[Freenet-dev] Updatable data

Ian Clarke Wed, 10 May 2000 22:34:11 +0100

> > A few things.  Firstly, that is kind of the pot calling the kettle black
> Yes, but the kettle started it...


Debatable - but I can't be arsed ;-)

> While it is true that if you kill the broadcast where ever the data is not
> found it will not grow out of proportion, that is not the only reason I 
> dislike
> anything that has broadcast in it. Basically, any form of "we will send it
> everywhere" is fundamentally not working intelligently within the system and
> taking advantage of it. It could be that it is impossible to make updates work
> taking advantage of the current system (I think it is) but then we should
> change the system so it will be (the "downwards references" would be one such
> change, though probably not a good one), not try to force fit it.

But here again you are saying that the "fireworks" proposal (thanks for
whoever suggested that name) is somehow inelegant, or inefficient, yet
as I have pointed out (and as you have not disputed) it doesn't result
in any more messages being sent, in the long term, than your (or any
other) updating mechanism.  Given that, your assertion that it is
fundamentally unintelligent is unsupported.

> a) The "explosion" makes no use of the natural tendencies of Freenet
> (references converge to a point where the data can be found, they don't
> diverege to everywhere it is cached), and as such will have little or no 
> effect.

References are a two-way thing - if node A has similar data to node B,
it is just as likely to have forwarded requests that were answered by
node B, as node B is to have forwarded requests that were answered by
node A (or so my intuition tells me - and intuition has got us this
far!).  Also, I seem to recall implementing a mechanism by which
occasionally a DataSource is pointed to where a DataReply is sent to,
rather than where it is sent from (this is to aid node discovery).  I
can't see this in the code right now though, has it been removed?  It
was there for a reason!

> b) Using "expiry" causes one's data to die if one is unable to update it. Not
> using expiry makes updates infeasable because of a).

This is true, but information producers will be aware of the risk when
they set the expiry, if they want data to be around forever then they
shouldn't do this (or they should store it separately and hyperlink to
it from the updated page).

> <snip - meta-discussions about the discussion are seldome helpful>

But they are fun.

> > But this means that the insert only reaches one "epi-centre" node, and a
> > line of nodes between you and it.  It will still be shielded by nodes
> > caching the data.  You suggest a special request which "penetrates" this
> > shield of cached data, but
> 
> But you argued that even with a request that penetrates this it would not 
> work.
> It does work (if normal requests and inserts do). You are right that it
> increases the number of messages that nodes will see, but I still don't 
> believe
> your version will work at all.

EXCERPTED DATA
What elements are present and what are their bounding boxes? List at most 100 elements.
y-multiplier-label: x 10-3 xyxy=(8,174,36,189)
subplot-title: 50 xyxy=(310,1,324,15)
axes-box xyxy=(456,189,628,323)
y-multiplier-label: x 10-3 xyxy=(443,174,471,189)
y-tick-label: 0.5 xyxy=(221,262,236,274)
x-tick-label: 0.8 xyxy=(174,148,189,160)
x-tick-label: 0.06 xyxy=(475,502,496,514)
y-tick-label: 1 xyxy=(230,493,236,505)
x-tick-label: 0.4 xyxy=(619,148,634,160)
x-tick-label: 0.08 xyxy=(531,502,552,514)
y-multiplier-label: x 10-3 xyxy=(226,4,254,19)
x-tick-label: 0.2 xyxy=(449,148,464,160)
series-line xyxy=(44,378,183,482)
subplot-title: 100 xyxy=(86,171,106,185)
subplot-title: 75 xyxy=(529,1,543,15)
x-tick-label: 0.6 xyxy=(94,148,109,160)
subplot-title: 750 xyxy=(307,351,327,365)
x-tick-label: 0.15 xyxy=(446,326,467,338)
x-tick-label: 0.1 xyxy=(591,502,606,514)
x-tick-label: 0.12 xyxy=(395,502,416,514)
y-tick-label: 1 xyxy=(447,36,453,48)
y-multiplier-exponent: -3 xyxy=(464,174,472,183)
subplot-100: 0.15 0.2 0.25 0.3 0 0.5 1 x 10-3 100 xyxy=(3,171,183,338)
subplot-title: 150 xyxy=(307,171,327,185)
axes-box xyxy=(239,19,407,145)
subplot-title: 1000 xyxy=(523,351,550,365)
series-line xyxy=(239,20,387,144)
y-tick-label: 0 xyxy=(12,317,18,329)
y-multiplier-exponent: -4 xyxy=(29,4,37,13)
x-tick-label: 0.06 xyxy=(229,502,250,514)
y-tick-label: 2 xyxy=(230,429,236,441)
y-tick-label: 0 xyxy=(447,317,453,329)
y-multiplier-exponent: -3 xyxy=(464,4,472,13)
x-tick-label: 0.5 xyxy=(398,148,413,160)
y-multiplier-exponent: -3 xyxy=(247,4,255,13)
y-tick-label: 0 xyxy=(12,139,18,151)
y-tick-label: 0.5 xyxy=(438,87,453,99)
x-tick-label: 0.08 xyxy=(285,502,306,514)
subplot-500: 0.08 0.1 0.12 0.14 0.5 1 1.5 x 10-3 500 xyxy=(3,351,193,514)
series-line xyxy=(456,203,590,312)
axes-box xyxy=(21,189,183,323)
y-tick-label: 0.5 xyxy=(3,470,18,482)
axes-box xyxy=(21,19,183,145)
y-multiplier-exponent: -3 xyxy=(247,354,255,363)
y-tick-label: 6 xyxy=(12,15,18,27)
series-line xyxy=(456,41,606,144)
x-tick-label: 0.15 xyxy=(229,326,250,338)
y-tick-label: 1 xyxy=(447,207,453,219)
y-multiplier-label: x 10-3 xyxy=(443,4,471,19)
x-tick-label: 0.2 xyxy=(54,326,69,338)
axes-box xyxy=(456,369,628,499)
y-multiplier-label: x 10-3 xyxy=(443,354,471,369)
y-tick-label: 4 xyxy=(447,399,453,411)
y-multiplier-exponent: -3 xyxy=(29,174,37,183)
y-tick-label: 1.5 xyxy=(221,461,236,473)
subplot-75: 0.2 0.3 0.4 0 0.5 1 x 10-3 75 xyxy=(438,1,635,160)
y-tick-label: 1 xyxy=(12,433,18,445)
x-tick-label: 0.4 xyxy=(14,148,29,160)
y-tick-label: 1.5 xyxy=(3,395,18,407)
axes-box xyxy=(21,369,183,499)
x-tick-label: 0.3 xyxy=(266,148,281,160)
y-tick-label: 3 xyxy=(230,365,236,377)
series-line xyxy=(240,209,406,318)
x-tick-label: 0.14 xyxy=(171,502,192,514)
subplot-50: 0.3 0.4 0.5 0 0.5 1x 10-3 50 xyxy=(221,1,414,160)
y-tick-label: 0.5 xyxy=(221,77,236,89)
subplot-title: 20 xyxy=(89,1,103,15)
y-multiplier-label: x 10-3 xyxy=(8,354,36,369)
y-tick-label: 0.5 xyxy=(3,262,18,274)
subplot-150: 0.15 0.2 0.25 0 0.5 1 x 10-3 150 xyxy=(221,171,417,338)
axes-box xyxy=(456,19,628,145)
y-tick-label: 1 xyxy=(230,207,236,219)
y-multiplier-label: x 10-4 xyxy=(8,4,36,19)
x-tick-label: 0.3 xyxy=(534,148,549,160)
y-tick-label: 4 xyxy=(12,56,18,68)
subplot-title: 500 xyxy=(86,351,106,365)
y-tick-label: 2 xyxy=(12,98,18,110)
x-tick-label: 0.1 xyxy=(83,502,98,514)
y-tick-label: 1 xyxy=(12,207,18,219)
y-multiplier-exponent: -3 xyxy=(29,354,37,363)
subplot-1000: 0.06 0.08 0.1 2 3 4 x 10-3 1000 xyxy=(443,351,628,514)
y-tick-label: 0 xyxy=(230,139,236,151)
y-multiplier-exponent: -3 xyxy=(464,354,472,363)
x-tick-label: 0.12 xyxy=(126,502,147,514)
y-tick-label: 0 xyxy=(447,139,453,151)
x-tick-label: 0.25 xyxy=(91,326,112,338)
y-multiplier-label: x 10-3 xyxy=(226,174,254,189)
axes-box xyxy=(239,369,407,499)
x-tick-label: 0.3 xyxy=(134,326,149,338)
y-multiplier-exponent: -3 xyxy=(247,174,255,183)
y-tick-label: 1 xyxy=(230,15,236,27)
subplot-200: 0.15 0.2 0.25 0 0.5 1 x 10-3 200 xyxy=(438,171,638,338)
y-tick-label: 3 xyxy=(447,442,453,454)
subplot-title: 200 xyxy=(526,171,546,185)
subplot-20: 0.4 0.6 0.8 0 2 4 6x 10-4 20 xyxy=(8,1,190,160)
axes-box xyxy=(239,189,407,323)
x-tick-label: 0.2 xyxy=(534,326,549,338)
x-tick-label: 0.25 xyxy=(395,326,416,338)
---
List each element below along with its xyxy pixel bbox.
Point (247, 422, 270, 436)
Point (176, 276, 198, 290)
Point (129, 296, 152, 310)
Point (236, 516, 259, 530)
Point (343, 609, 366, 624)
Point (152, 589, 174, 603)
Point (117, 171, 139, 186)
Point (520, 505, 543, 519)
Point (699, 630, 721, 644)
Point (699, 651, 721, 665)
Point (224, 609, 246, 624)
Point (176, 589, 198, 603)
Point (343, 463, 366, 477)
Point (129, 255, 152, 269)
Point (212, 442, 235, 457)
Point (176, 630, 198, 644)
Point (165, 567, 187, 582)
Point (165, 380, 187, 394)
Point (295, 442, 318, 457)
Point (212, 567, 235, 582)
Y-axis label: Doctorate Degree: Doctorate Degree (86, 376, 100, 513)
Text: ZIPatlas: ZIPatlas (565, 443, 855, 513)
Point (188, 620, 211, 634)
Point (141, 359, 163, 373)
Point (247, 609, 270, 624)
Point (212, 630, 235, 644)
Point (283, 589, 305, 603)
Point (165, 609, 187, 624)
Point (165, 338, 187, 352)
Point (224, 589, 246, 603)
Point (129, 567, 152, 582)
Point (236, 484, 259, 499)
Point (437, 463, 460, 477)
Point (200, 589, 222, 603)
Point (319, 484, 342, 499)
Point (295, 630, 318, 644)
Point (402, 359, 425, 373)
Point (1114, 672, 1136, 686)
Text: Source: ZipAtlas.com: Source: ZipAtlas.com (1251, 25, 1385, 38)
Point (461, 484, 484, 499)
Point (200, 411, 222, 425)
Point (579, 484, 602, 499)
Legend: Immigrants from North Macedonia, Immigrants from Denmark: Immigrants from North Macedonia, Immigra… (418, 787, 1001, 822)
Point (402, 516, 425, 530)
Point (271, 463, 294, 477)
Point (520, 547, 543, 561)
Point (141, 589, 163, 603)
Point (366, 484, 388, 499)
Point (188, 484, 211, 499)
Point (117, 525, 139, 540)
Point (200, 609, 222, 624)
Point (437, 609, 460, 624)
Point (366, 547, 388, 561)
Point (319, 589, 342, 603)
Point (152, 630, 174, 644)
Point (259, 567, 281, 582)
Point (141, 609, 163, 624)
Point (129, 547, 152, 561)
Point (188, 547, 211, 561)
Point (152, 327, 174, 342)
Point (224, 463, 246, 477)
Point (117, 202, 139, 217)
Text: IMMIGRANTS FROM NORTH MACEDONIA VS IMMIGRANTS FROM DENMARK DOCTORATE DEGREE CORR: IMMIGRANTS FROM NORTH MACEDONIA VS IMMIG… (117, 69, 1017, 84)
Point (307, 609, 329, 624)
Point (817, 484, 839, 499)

GIVEN REQUEST
In the post about updatable data, what should information producers do if they want their data to stay around forever?

FULL SOLUTION
They should not set an expiry, or they should store the data separately and hyperlink to it from the updated page.